Items from a data source:
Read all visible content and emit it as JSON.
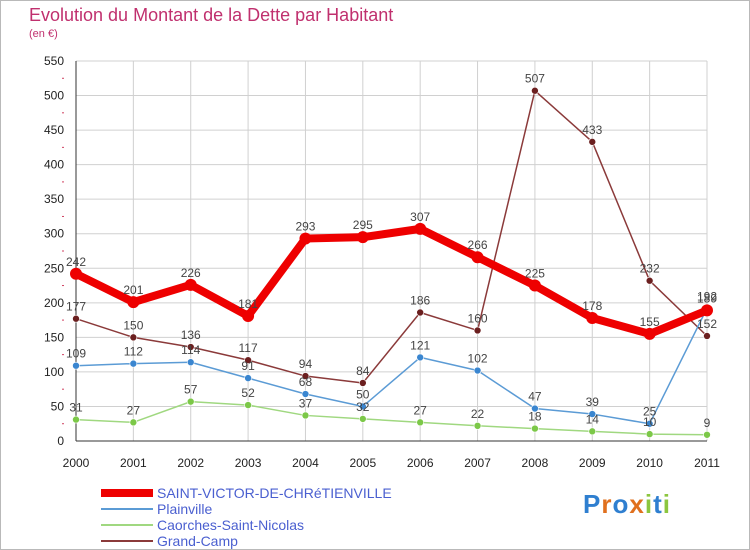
{
  "title": "Evolution du Montant de la Dette par Habitant",
  "subtitle": "(en €)",
  "logo_text": "Proxiti",
  "colors": {
    "title": "#c0306e",
    "grid": "#d0d0d0",
    "axis": "#333333",
    "tick_label": "#222222",
    "value_label": "#444444",
    "legend_text": "#4a5fd0"
  },
  "chart_data": {
    "type": "line",
    "x": [
      "2000",
      "2001",
      "2002",
      "2003",
      "2004",
      "2005",
      "2006",
      "2007",
      "2008",
      "2009",
      "2010",
      "2011"
    ],
    "ylim": [
      0,
      550
    ],
    "yticks": [
      0,
      50,
      100,
      150,
      200,
      250,
      300,
      350,
      400,
      450,
      500,
      550
    ],
    "grid": true,
    "legend_position": "bottom-left",
    "series": [
      {
        "name": "SAINT-VICTOR-DE-CHRéTIENVILLE",
        "color": "#ee0000",
        "marker": "#ee0000",
        "width": 8,
        "values": [
          242,
          201,
          226,
          181,
          293,
          295,
          307,
          266,
          225,
          178,
          155,
          189
        ]
      },
      {
        "name": "Plainville",
        "color": "#5b9bd5",
        "marker": "#3a86d0",
        "width": 1.5,
        "values": [
          109,
          112,
          114,
          91,
          68,
          50,
          121,
          102,
          47,
          39,
          25,
          192
        ]
      },
      {
        "name": "Caorches-Saint-Nicolas",
        "color": "#a0d880",
        "marker": "#7cc848",
        "width": 1.5,
        "values": [
          31,
          27,
          57,
          52,
          37,
          32,
          27,
          22,
          18,
          14,
          10,
          9
        ]
      },
      {
        "name": "Grand-Camp",
        "color": "#8b3a3a",
        "marker": "#6b1f1f",
        "width": 1.5,
        "values": [
          177,
          150,
          136,
          117,
          94,
          84,
          186,
          160,
          507,
          433,
          232,
          152
        ]
      }
    ],
    "data_labels": [
      {
        "series": 0,
        "index": 0,
        "text": "242"
      },
      {
        "series": 0,
        "index": 1,
        "text": "201"
      },
      {
        "series": 0,
        "index": 2,
        "text": "226"
      },
      {
        "series": 0,
        "index": 3,
        "text": "181"
      },
      {
        "series": 0,
        "index": 4,
        "text": "293"
      },
      {
        "series": 0,
        "index": 5,
        "text": "295"
      },
      {
        "series": 0,
        "index": 6,
        "text": "307"
      },
      {
        "series": 0,
        "index": 7,
        "text": "266"
      },
      {
        "series": 0,
        "index": 8,
        "text": "225"
      },
      {
        "series": 0,
        "index": 9,
        "text": "178"
      },
      {
        "series": 0,
        "index": 10,
        "text": "155"
      },
      {
        "series": 0,
        "index": 11,
        "text": "189"
      },
      {
        "series": 1,
        "index": 0,
        "text": "109"
      },
      {
        "series": 1,
        "index": 1,
        "text": "112"
      },
      {
        "series": 1,
        "index": 2,
        "text": "114"
      },
      {
        "series": 1,
        "index": 3,
        "text": "91"
      },
      {
        "series": 1,
        "index": 4,
        "text": "68"
      },
      {
        "series": 1,
        "index": 5,
        "text": "50"
      },
      {
        "series": 1,
        "index": 6,
        "text": "121"
      },
      {
        "series": 1,
        "index": 7,
        "text": "102"
      },
      {
        "series": 1,
        "index": 8,
        "text": "47"
      },
      {
        "series": 1,
        "index": 9,
        "text": "39"
      },
      {
        "series": 1,
        "index": 10,
        "text": "25"
      },
      {
        "series": 1,
        "index": 11,
        "text": "192"
      },
      {
        "series": 2,
        "index": 0,
        "text": "31"
      },
      {
        "series": 2,
        "index": 1,
        "text": "27"
      },
      {
        "series": 2,
        "index": 2,
        "text": "57"
      },
      {
        "series": 2,
        "index": 3,
        "text": "52"
      },
      {
        "series": 2,
        "index": 4,
        "text": "37"
      },
      {
        "series": 2,
        "index": 5,
        "text": "32"
      },
      {
        "series": 2,
        "index": 6,
        "text": "27"
      },
      {
        "series": 2,
        "index": 7,
        "text": "22"
      },
      {
        "series": 2,
        "index": 8,
        "text": "18"
      },
      {
        "series": 2,
        "index": 9,
        "text": "14"
      },
      {
        "series": 2,
        "index": 10,
        "text": "10"
      },
      {
        "series": 2,
        "index": 11,
        "text": "9"
      },
      {
        "series": 3,
        "index": 0,
        "text": "177"
      },
      {
        "series": 3,
        "index": 1,
        "text": "150"
      },
      {
        "series": 3,
        "index": 2,
        "text": "136"
      },
      {
        "series": 3,
        "index": 3,
        "text": "117"
      },
      {
        "series": 3,
        "index": 4,
        "text": "94"
      },
      {
        "series": 3,
        "index": 5,
        "text": "84"
      },
      {
        "series": 3,
        "index": 6,
        "text": "186"
      },
      {
        "series": 3,
        "index": 7,
        "text": "160"
      },
      {
        "series": 3,
        "index": 8,
        "text": "507"
      },
      {
        "series": 3,
        "index": 9,
        "text": "433"
      },
      {
        "series": 3,
        "index": 10,
        "text": "232"
      },
      {
        "series": 3,
        "index": 11,
        "text": "152"
      }
    ]
  }
}
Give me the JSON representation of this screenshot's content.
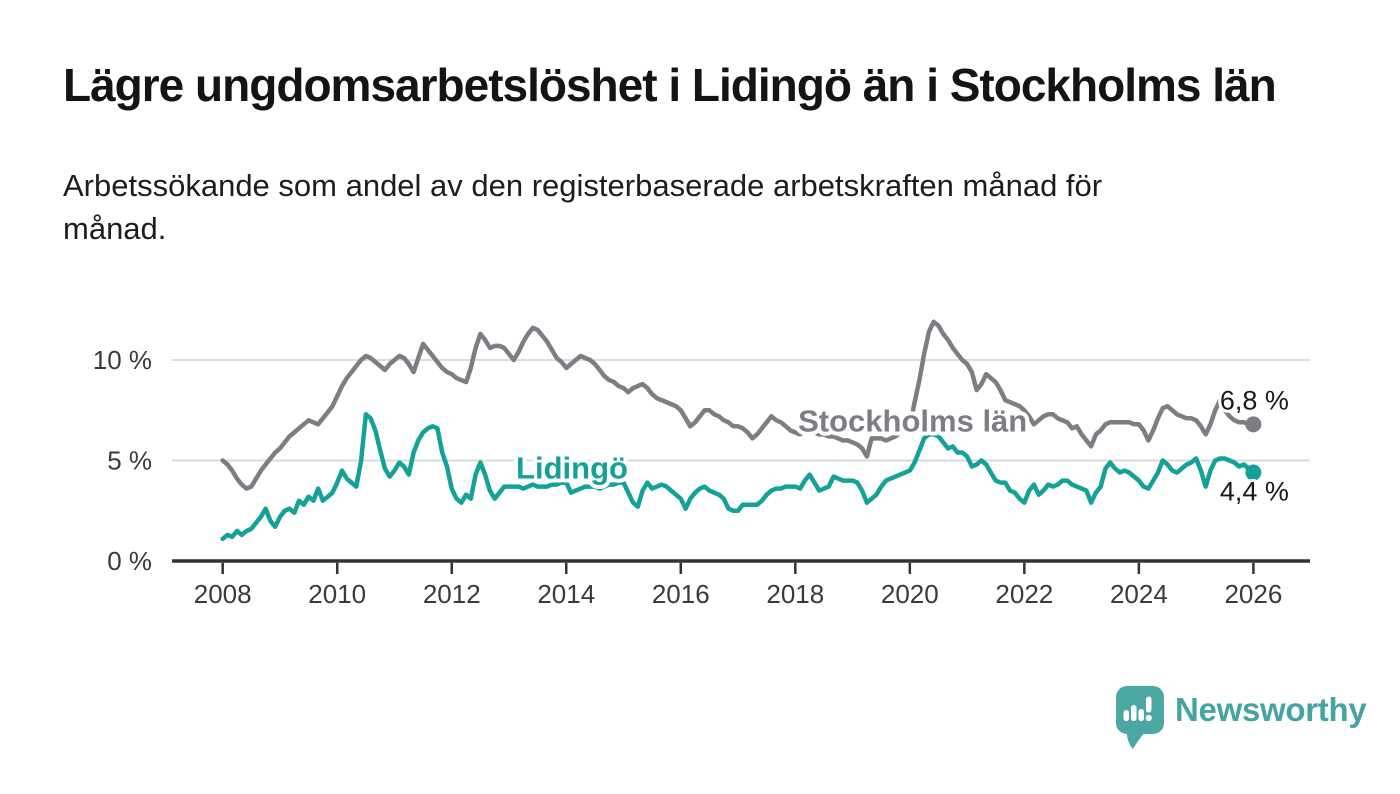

**TASK TO CARRY OUT**
Count every line above that holds the word "name", and state the number and nothing more.

**IN RESPONSE**
4